● **Prompt**: Gather all lines with the word "than" in them.

Records that describe figures:
——
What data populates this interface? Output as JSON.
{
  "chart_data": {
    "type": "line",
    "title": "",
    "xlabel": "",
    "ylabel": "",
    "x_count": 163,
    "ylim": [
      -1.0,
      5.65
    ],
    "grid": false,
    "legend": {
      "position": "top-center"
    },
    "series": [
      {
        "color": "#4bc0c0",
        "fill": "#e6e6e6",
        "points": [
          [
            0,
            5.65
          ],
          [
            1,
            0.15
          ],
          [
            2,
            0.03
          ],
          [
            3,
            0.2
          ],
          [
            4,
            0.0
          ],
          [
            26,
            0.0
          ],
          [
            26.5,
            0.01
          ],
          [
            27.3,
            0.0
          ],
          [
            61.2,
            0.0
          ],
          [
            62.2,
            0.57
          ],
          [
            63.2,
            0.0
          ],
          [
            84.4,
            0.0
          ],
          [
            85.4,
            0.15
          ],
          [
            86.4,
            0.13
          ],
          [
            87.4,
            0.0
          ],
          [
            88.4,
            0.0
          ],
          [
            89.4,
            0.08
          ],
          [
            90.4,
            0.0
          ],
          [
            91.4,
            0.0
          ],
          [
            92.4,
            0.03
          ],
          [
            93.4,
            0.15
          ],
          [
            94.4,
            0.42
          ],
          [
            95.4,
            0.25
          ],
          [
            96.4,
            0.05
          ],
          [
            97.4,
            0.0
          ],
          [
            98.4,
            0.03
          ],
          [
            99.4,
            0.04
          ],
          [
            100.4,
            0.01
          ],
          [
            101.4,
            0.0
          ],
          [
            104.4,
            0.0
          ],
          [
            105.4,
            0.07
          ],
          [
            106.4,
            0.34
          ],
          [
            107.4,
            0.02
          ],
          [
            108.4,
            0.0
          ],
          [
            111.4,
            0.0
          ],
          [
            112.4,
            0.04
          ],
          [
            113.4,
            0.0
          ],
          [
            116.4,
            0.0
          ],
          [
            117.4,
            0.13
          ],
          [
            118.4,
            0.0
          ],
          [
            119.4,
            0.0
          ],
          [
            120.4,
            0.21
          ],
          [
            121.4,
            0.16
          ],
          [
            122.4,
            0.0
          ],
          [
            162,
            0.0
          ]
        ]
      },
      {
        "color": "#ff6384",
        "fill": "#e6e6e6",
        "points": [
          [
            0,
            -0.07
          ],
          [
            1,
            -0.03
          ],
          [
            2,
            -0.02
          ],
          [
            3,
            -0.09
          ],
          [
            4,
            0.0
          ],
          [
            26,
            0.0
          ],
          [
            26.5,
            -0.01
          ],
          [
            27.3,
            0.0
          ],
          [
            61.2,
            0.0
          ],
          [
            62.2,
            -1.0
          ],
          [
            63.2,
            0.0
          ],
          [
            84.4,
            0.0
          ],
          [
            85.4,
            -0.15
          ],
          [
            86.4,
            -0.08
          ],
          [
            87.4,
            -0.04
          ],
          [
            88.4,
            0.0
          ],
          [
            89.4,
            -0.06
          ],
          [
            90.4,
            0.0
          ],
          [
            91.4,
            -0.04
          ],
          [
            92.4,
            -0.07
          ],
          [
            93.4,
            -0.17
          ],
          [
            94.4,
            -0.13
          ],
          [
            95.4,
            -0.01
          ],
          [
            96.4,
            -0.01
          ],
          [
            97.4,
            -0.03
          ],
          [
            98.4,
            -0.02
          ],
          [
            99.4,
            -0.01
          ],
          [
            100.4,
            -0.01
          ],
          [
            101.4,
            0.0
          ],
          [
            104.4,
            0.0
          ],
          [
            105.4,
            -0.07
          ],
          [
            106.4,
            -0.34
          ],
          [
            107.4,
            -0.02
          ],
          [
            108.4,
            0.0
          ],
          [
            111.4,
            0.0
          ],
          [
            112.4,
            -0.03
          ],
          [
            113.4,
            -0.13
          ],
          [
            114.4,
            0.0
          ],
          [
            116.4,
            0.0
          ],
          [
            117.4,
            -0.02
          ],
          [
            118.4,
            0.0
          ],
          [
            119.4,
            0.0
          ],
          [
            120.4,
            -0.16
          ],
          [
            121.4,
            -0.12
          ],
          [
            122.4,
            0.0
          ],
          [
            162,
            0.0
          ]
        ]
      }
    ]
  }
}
——
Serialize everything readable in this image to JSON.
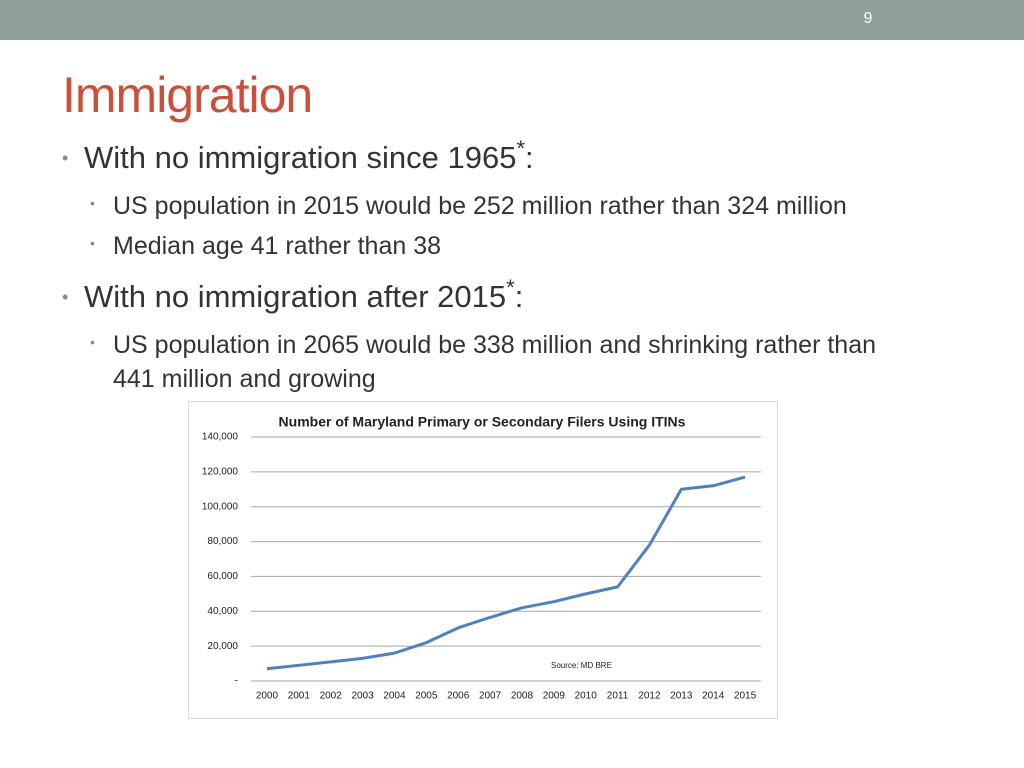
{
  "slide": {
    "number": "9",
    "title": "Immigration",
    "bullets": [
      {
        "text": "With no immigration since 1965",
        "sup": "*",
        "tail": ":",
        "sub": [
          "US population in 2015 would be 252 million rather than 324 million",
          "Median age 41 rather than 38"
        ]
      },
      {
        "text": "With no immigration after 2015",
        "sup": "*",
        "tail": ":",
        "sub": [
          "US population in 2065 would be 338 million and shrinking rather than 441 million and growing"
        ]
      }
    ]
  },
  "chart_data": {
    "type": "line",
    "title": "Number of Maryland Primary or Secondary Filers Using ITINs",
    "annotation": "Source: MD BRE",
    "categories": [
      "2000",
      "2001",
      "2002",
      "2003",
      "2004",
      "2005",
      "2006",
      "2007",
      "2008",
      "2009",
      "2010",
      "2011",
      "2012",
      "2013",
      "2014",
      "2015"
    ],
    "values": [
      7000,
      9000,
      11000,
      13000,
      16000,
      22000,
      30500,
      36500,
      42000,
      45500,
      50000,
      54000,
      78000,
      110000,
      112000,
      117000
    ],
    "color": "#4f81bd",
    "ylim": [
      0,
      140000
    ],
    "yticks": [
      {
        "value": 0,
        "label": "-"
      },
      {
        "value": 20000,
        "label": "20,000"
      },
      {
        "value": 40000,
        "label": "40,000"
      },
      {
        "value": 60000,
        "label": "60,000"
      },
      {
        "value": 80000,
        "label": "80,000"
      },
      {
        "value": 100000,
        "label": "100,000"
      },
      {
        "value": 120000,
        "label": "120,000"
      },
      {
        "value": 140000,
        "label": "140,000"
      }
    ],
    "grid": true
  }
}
——
● **Worked solution**:
          "US population in 2015 would be 252 million rather than 324 million",
          "Median age 41 rather than 38"
          "US population in 2065 would be 338 million and shrinking rather than 441 million and growing"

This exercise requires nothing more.